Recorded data
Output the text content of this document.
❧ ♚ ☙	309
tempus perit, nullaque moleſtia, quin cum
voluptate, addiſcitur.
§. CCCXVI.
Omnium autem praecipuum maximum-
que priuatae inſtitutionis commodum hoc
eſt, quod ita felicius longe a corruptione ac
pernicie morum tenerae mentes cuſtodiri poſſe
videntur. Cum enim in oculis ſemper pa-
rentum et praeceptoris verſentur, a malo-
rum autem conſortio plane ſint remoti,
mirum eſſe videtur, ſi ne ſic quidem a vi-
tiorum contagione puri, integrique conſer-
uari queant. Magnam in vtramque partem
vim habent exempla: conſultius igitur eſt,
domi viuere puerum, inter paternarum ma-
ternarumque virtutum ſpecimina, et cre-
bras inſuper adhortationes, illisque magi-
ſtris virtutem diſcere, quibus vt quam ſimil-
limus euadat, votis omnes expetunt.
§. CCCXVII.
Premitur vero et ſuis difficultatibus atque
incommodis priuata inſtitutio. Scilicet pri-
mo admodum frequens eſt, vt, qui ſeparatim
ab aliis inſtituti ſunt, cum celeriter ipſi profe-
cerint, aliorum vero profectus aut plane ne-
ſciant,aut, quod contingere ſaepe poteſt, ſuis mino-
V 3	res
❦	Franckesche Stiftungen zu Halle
* * *
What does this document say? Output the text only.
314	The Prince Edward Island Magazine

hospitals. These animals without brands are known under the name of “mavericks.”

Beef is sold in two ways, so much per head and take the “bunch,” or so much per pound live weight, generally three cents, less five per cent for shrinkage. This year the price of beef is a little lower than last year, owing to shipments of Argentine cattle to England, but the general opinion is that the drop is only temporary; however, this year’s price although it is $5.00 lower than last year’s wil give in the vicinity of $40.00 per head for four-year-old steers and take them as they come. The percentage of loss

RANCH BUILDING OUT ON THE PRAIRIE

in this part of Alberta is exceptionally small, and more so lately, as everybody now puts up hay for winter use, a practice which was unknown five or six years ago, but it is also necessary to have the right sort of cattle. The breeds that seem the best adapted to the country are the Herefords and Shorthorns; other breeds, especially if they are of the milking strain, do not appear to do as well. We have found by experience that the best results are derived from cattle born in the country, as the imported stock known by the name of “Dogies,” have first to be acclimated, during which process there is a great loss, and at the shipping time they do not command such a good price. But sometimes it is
* * *
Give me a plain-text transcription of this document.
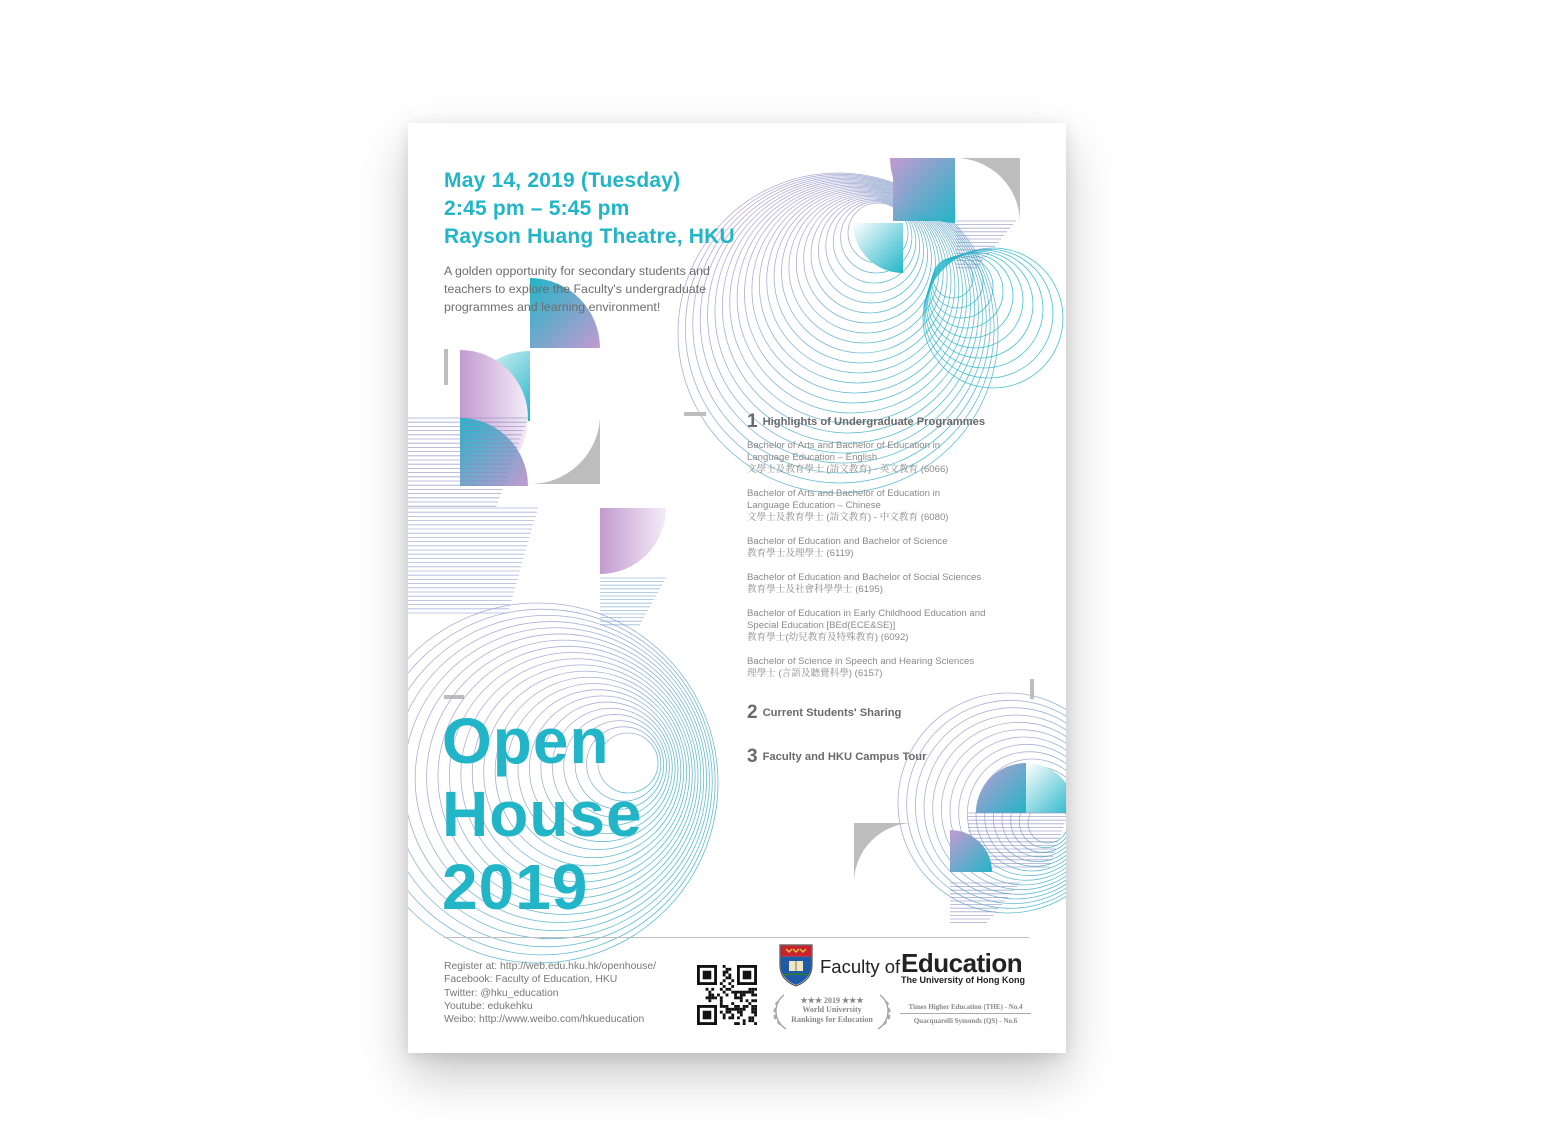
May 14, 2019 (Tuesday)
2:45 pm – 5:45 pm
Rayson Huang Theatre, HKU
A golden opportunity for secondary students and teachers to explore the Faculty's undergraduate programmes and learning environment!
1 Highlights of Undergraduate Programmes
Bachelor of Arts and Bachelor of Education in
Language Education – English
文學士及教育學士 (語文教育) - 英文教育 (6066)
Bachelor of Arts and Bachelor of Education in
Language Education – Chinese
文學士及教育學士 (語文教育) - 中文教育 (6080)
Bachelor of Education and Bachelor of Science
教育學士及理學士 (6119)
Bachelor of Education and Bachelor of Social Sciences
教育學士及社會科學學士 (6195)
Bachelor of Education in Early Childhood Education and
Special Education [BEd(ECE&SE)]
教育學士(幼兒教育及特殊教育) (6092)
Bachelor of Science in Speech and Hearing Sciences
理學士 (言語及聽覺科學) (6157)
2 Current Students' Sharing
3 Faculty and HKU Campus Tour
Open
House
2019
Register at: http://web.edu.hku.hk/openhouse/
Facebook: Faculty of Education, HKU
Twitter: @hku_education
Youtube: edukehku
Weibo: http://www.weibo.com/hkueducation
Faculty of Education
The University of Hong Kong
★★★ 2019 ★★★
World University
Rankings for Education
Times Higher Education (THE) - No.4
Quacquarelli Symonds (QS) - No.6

## Requirements
Copy each line of the listing that holds the word "ſuis".

## Task answer
Premitur vero et ſuis difficultatibus atque
ſciant,aut, quod contingere ſaepe poteſt, ſuis mino-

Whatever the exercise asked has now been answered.